▸ Given data:
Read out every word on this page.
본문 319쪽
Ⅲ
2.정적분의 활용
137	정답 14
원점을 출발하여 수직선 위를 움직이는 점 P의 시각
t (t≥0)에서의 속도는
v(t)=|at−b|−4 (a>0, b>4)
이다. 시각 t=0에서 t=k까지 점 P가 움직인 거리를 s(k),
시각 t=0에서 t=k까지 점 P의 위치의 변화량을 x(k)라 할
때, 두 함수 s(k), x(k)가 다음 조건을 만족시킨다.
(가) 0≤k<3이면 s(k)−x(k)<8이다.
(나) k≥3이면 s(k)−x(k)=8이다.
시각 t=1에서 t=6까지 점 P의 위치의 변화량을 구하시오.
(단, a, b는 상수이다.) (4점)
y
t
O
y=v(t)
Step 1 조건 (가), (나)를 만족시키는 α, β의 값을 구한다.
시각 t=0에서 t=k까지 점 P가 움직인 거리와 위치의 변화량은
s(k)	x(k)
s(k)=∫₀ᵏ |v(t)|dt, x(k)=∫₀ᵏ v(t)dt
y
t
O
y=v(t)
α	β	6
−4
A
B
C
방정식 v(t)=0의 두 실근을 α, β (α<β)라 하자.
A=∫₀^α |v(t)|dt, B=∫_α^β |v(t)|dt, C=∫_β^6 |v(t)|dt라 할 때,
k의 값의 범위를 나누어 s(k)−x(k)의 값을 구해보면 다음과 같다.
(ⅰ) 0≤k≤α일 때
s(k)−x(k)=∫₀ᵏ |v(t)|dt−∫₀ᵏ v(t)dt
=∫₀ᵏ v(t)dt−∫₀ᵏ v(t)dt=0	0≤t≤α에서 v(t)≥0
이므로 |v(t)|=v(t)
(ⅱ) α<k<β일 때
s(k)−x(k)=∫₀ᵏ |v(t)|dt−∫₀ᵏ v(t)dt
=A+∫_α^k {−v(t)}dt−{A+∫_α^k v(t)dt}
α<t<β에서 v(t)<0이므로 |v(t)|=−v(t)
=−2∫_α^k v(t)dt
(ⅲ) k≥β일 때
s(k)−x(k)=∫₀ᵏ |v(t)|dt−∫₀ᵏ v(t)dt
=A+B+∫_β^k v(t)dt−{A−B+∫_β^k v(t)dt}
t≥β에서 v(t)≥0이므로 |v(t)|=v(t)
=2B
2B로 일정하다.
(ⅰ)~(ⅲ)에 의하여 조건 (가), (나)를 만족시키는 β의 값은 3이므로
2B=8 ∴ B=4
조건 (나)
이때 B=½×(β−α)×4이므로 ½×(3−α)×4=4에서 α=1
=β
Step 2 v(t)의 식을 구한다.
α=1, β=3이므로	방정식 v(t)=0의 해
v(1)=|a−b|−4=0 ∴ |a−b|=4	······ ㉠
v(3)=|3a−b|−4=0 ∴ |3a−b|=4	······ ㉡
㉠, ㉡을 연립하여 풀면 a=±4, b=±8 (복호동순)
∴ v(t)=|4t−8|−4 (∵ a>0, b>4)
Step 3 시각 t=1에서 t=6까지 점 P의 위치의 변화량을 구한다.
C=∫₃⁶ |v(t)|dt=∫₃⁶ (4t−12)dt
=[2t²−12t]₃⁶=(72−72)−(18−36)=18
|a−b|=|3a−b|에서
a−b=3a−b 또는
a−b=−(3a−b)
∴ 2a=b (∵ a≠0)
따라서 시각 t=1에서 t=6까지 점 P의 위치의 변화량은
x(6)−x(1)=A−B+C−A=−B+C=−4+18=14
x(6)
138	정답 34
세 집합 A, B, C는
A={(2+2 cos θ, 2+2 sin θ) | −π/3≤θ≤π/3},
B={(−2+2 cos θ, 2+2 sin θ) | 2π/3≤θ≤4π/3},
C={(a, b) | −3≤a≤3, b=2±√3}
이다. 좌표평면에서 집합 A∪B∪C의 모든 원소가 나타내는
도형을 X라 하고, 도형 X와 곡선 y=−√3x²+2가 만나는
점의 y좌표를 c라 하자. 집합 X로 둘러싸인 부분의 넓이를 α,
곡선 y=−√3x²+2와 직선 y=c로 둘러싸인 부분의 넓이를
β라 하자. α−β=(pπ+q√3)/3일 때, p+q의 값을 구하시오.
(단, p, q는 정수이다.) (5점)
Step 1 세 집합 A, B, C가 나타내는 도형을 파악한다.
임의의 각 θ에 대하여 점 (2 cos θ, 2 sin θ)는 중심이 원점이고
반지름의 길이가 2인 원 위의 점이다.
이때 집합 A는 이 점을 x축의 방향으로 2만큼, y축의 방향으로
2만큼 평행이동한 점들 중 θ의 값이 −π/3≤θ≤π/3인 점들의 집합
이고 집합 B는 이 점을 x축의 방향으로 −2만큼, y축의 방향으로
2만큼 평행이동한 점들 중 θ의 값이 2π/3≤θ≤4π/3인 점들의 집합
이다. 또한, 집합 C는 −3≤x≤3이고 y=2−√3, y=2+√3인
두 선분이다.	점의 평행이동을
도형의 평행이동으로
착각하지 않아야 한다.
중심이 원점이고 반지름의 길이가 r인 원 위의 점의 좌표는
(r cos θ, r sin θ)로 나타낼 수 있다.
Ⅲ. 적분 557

▸ Requirement:
Extract each line from the entries above that contains the string "나타내는".

▸ Finished answer:
이다. 좌표평면에서 집합 A∪B∪C의 모든 원소가 나타내는
Step 1 세 집합 A, B, C가 나타내는 도형을 파악한다.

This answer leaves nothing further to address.